[DATA PROVIDED]:
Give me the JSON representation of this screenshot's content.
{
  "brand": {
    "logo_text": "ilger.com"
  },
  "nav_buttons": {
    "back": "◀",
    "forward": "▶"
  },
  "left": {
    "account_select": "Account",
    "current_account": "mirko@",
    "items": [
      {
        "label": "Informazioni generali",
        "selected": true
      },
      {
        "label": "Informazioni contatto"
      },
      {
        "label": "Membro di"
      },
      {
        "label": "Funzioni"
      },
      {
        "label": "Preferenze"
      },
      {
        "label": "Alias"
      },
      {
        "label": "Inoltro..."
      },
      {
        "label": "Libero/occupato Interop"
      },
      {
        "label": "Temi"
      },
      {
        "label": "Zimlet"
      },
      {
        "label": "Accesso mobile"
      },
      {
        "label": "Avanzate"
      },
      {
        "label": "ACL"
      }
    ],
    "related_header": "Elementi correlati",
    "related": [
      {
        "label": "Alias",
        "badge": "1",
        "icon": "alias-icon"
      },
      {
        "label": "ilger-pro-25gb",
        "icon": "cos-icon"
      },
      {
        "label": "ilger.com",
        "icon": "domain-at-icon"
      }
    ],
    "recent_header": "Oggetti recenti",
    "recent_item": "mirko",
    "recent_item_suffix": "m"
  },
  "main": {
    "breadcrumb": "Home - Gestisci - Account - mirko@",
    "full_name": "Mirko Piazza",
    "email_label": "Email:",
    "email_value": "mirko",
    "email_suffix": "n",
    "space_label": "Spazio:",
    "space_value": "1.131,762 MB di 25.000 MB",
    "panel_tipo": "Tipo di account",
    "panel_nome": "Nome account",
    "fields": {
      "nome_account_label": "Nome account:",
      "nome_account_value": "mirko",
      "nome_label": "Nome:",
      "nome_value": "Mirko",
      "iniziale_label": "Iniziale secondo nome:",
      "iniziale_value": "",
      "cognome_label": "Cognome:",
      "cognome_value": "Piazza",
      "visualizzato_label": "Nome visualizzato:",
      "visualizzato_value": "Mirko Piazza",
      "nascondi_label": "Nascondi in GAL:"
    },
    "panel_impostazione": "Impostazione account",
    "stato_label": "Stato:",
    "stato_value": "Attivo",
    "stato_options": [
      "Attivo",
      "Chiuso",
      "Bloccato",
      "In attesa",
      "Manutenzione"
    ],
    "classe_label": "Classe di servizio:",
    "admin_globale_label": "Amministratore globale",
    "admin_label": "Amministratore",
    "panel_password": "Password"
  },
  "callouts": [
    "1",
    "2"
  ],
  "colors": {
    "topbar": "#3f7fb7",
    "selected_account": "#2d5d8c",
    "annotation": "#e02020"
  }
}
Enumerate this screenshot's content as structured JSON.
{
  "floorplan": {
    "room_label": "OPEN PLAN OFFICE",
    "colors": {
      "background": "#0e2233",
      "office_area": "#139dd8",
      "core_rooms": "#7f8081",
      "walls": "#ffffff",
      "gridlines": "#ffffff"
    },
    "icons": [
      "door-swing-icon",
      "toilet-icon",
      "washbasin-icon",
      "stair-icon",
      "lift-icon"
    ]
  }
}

[WHAT YOU SHOULD DO]: Take the line that contains "Enumerate this screenshot's" and every line after it through the end of the listing above, and repeat them exactly.

[RESPONSE TO THE EXERCISE]:
Enumerate this screenshot's content as structured JSON.
{
  "floorplan": {
    "room_label": "OPEN PLAN OFFICE",
    "colors": {
      "background": "#0e2233",
      "office_area": "#139dd8",
      "core_rooms": "#7f8081",
      "walls": "#ffffff",
      "gridlines": "#ffffff"
    },
    "icons": [
      "door-swing-icon",
      "toilet-icon",
      "washbasin-icon",
      "stair-icon",
      "lift-icon"
    ]
  }
}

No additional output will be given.